[What is asked] Repeat the entire listing exactly.

Source data:

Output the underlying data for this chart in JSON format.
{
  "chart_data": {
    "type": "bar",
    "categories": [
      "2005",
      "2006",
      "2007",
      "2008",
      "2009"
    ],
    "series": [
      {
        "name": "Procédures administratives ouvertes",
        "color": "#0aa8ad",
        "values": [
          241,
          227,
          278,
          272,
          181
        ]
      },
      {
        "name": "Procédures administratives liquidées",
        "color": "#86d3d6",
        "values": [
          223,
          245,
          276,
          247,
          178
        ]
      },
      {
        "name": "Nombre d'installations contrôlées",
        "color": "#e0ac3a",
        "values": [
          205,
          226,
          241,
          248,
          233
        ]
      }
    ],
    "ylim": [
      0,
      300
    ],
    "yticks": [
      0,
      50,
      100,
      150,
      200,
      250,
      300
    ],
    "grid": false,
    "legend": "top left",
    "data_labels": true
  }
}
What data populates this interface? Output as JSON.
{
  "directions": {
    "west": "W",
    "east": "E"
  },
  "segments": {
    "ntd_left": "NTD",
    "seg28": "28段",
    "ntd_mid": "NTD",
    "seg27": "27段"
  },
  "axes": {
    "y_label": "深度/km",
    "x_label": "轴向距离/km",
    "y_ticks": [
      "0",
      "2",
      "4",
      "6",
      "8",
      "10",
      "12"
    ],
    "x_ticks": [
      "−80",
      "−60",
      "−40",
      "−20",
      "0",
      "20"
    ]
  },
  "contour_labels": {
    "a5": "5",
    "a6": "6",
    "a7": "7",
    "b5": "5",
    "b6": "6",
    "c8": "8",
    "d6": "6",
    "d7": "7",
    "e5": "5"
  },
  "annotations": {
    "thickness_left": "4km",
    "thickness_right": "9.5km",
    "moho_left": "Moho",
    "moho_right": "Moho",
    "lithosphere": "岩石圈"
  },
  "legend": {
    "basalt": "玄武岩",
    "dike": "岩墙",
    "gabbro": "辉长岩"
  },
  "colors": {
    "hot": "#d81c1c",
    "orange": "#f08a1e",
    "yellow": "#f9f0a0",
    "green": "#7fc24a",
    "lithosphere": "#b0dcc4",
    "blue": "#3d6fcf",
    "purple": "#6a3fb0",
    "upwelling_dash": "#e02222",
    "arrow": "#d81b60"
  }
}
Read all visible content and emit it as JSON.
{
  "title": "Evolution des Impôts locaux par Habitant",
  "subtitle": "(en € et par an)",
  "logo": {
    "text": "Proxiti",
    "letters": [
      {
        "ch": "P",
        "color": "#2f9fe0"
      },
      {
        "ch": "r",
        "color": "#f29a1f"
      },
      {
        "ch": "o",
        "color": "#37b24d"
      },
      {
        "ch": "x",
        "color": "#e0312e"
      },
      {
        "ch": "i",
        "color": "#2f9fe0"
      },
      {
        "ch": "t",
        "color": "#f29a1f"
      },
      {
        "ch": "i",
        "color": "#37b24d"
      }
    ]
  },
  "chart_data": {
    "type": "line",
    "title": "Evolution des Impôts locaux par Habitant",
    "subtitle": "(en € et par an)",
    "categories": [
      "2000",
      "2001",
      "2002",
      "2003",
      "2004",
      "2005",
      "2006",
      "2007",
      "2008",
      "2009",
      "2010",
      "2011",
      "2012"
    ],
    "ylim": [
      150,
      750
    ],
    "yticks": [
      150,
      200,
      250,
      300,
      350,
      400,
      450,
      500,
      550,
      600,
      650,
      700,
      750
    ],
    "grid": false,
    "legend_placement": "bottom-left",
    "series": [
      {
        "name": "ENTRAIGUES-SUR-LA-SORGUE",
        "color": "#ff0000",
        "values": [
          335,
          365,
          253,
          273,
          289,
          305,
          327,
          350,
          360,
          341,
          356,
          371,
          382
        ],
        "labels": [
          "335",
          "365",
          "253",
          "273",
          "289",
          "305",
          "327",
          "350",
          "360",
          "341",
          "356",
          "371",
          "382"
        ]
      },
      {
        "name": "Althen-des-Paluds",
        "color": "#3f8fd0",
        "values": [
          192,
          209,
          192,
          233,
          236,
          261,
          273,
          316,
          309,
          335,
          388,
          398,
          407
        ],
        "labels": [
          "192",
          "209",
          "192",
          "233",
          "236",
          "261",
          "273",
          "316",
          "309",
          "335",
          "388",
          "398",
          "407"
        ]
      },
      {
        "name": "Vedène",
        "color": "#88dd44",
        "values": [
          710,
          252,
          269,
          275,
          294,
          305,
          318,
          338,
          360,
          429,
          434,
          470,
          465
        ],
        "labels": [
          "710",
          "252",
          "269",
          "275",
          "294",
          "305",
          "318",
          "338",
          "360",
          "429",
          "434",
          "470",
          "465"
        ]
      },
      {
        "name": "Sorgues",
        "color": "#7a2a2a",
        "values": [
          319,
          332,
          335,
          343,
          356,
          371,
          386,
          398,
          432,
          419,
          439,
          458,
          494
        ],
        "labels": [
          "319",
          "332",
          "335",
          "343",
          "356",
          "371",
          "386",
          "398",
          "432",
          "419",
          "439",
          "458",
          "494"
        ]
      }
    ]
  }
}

[Task solution]
Output the underlying data for this chart in JSON format.
{
  "chart_data": {
    "type": "bar",
    "categories": [
      "2005",
      "2006",
      "2007",
      "2008",
      "2009"
    ],
    "series": [
      {
        "name": "Procédures administratives ouvertes",
        "color": "#0aa8ad",
        "values": [
          241,
          227,
          278,
          272,
          181
        ]
      },
      {
        "name": "Procédures administratives liquidées",
        "color": "#86d3d6",
        "values": [
          223,
          245,
          276,
          247,
          178
        ]
      },
      {
        "name": "Nombre d'installations contrôlées",
        "color": "#e0ac3a",
        "values": [
          205,
          226,
          241,
          248,
          233
        ]
      }
    ],
    "ylim": [
      0,
      300
    ],
    "yticks": [
      0,
      50,
      100,
      150,
      200,
      250,
      300
    ],
    "grid": false,
    "legend": "top left",
    "data_labels": true
  }
}
What data populates this interface? Output as JSON.
{
  "directions": {
    "west": "W",
    "east": "E"
  },
  "segments": {
    "ntd_left": "NTD",
    "seg28": "28段",
    "ntd_mid": "NTD",
    "seg27": "27段"
  },
  "axes": {
    "y_label": "深度/km",
    "x_label": "轴向距离/km",
    "y_ticks": [
      "0",
      "2",
      "4",
      "6",
      "8",
      "10",
      "12"
    ],
    "x_ticks": [
      "−80",
      "−60",
      "−40",
      "−20",
      "0",
      "20"
    ]
  },
  "contour_labels": {
    "a5": "5",
    "a6": "6",
    "a7": "7",
    "b5": "5",
    "b6": "6",
    "c8": "8",
    "d6": "6",
    "d7": "7",
    "e5": "5"
  },
  "annotations": {
    "thickness_left": "4km",
    "thickness_right": "9.5km",
    "moho_left": "Moho",
    "moho_right": "Moho",
    "lithosphere": "岩石圈"
  },
  "legend": {
    "basalt": "玄武岩",
    "dike": "岩墙",
    "gabbro": "辉长岩"
  },
  "colors": {
    "hot": "#d81c1c",
    "orange": "#f08a1e",
    "yellow": "#f9f0a0",
    "green": "#7fc24a",
    "lithosphere": "#b0dcc4",
    "blue": "#3d6fcf",
    "purple": "#6a3fb0",
    "upwelling_dash": "#e02222",
    "arrow": "#d81b60"
  }
}
Read all visible content and emit it as JSON.
{
  "title": "Evolution des Impôts locaux par Habitant",
  "subtitle": "(en € et par an)",
  "logo": {
    "text": "Proxiti",
    "letters": [
      {
        "ch": "P",
        "color": "#2f9fe0"
      },
      {
        "ch": "r",
        "color": "#f29a1f"
      },
      {
        "ch": "o",
        "color": "#37b24d"
      },
      {
        "ch": "x",
        "color": "#e0312e"
      },
      {
        "ch": "i",
        "color": "#2f9fe0"
      },
      {
        "ch": "t",
        "color": "#f29a1f"
      },
      {
        "ch": "i",
        "color": "#37b24d"
      }
    ]
  },
  "chart_data": {
    "type": "line",
    "title": "Evolution des Impôts locaux par Habitant",
    "subtitle": "(en € et par an)",
    "categories": [
      "2000",
      "2001",
      "2002",
      "2003",
      "2004",
      "2005",
      "2006",
      "2007",
      "2008",
      "2009",
      "2010",
      "2011",
      "2012"
    ],
    "ylim": [
      150,
      750
    ],
    "yticks": [
      150,
      200,
      250,
      300,
      350,
      400,
      450,
      500,
      550,
      600,
      650,
      700,
      750
    ],
    "grid": false,
    "legend_placement": "bottom-left",
    "series": [
      {
        "name": "ENTRAIGUES-SUR-LA-SORGUE",
        "color": "#ff0000",
        "values": [
          335,
          365,
          253,
          273,
          289,
          305,
          327,
          350,
          360,
          341,
          356,
          371,
          382
        ],
        "labels": [
          "335",
          "365",
          "253",
          "273",
          "289",
          "305",
          "327",
          "350",
          "360",
          "341",
          "356",
          "371",
          "382"
        ]
      },
      {
        "name": "Althen-des-Paluds",
        "color": "#3f8fd0",
        "values": [
          192,
          209,
          192,
          233,
          236,
          261,
          273,
          316,
          309,
          335,
          388,
          398,
          407
        ],
        "labels": [
          "192",
          "209",
          "192",
          "233",
          "236",
          "261",
          "273",
          "316",
          "309",
          "335",
          "388",
          "398",
          "407"
        ]
      },
      {
        "name": "Vedène",
        "color": "#88dd44",
        "values": [
          710,
          252,
          269,
          275,
          294,
          305,
          318,
          338,
          360,
          429,
          434,
          470,
          465
        ],
        "labels": [
          "710",
          "252",
          "269",
          "275",
          "294",
          "305",
          "318",
          "338",
          "360",
          "429",
          "434",
          "470",
          "465"
        ]
      },
      {
        "name": "Sorgues",
        "color": "#7a2a2a",
        "values": [
          319,
          332,
          335,
          343,
          356,
          371,
          386,
          398,
          432,
          419,
          439,
          458,
          494
        ],
        "labels": [
          "319",
          "332",
          "335",
          "343",
          "356",
          "371",
          "386",
          "398",
          "432",
          "419",
          "439",
          "458",
          "494"
        ]
      }
    ]
  }
}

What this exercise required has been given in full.